> _What you have to do_
Go through the lines below. Copy those with "title".
· · · · ·
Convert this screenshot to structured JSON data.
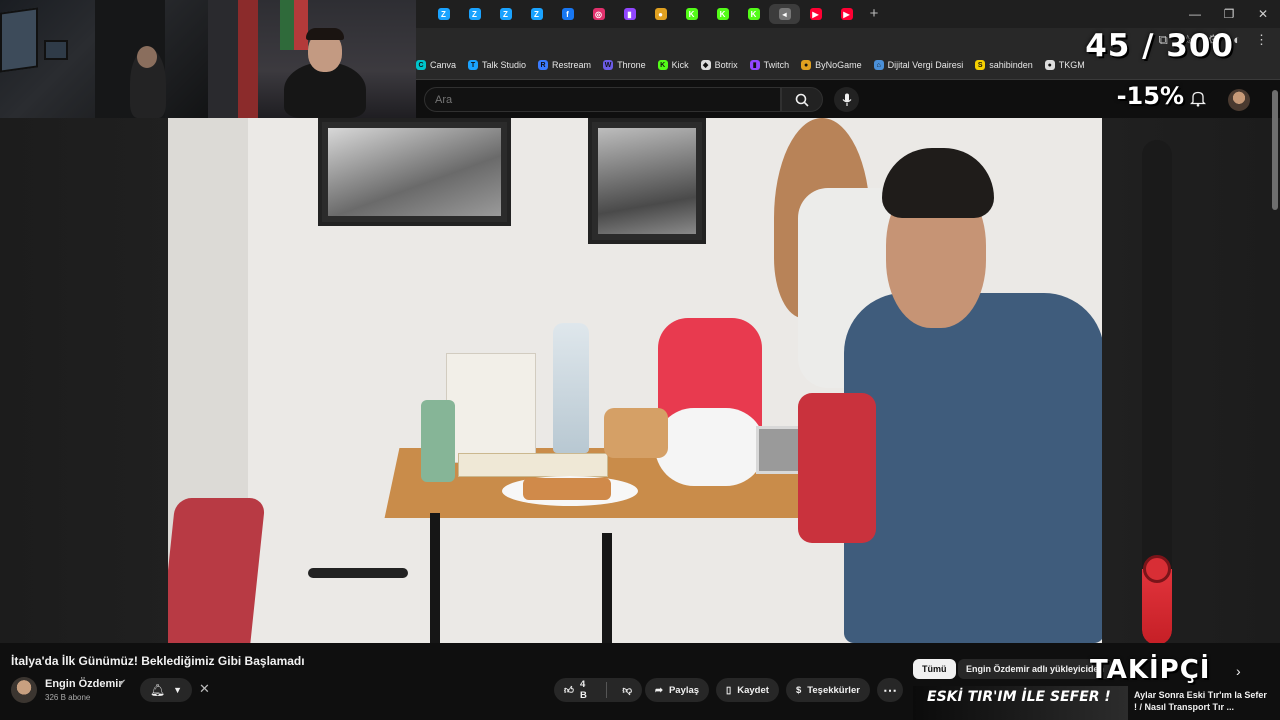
{
  "tabs": [
    {
      "icon": "bolt-tab-icon",
      "color": "#1aa3ff",
      "glyph": "Z"
    },
    {
      "icon": "bolt-tab-icon",
      "color": "#1aa3ff",
      "glyph": "Z"
    },
    {
      "icon": "bolt-tab-icon",
      "color": "#1aa3ff",
      "glyph": "Z"
    },
    {
      "icon": "bolt-tab-icon",
      "color": "#1aa3ff",
      "glyph": "Z"
    },
    {
      "icon": "facebook-tab-icon",
      "color": "#1877f2",
      "glyph": "f"
    },
    {
      "icon": "instagram-tab-icon",
      "color": "#e1306c",
      "glyph": "◎"
    },
    {
      "icon": "twitch-tab-icon",
      "color": "#9146ff",
      "glyph": "▮"
    },
    {
      "icon": "bynogame-tab-icon",
      "color": "#e0a020",
      "glyph": "●"
    },
    {
      "icon": "kick-tab-icon",
      "color": "#53fc18",
      "glyph": "K"
    },
    {
      "icon": "kick-tab-icon",
      "color": "#53fc18",
      "glyph": "K"
    },
    {
      "icon": "kick-tab-icon",
      "color": "#53fc18",
      "glyph": "K"
    },
    {
      "icon": "speaker-tab-icon",
      "color": "#777777",
      "glyph": "◂"
    },
    {
      "icon": "youtube-tab-icon",
      "color": "#ff0033",
      "glyph": "▶"
    },
    {
      "icon": "youtube-tab-icon",
      "color": "#ff0033",
      "glyph": "▶"
    }
  ],
  "bookmarks": [
    {
      "label": "Canva",
      "color": "#00c4cc",
      "glyph": "C"
    },
    {
      "label": "Talk Studio",
      "color": "#1aa3ff",
      "glyph": "T"
    },
    {
      "label": "Restream",
      "color": "#3a7bff",
      "glyph": "R"
    },
    {
      "label": "Throne",
      "color": "#6c5ce7",
      "glyph": "W"
    },
    {
      "label": "Kick",
      "color": "#53fc18",
      "glyph": "K"
    },
    {
      "label": "Botrix",
      "color": "#dddddd",
      "glyph": "◆"
    },
    {
      "label": "Twitch",
      "color": "#9146ff",
      "glyph": "▮"
    },
    {
      "label": "ByNoGame",
      "color": "#e0a020",
      "glyph": "●"
    },
    {
      "label": "Dijital Vergi Dairesi",
      "color": "#4a90d9",
      "glyph": "⌂"
    },
    {
      "label": "sahibinden",
      "color": "#f5d000",
      "glyph": "S"
    },
    {
      "label": "TKGM",
      "color": "#dddddd",
      "glyph": "●"
    }
  ],
  "search": {
    "placeholder": "Ara"
  },
  "overlay": {
    "counter": "45 / 300",
    "percent": "-15%",
    "meter_level": 0.15,
    "followers_label": "TAKİPÇİ"
  },
  "video": {
    "title": "İtalya'da İlk Günümüz! Beklediğimiz Gibi Başlamadı",
    "channel": "Engin Özdemir",
    "subscribers": "326 B abone",
    "likes": "4 B",
    "share": "Paylaş",
    "save": "Kaydet",
    "thanks": "Teşekkürler"
  },
  "chips": {
    "all": "Tümü",
    "uploads": "Engin Özdemir adlı yükleyiciden"
  },
  "recommendation": {
    "thumb_text": "ESKİ TIR'IM İLE SEFER !",
    "title": "Aylar Sonra Eski Tır'ım la Sefer ! / Nasıl Transport Tır ..."
  }
}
· · · · ·
> _Task answer_
    "title": "İtalya'da İlk Günümüz! Beklediğimiz Gibi Başlamadı",
    "title": "Aylar Sonra Eski Tır'ım la Sefer ! / Nasıl Transport Tır ..."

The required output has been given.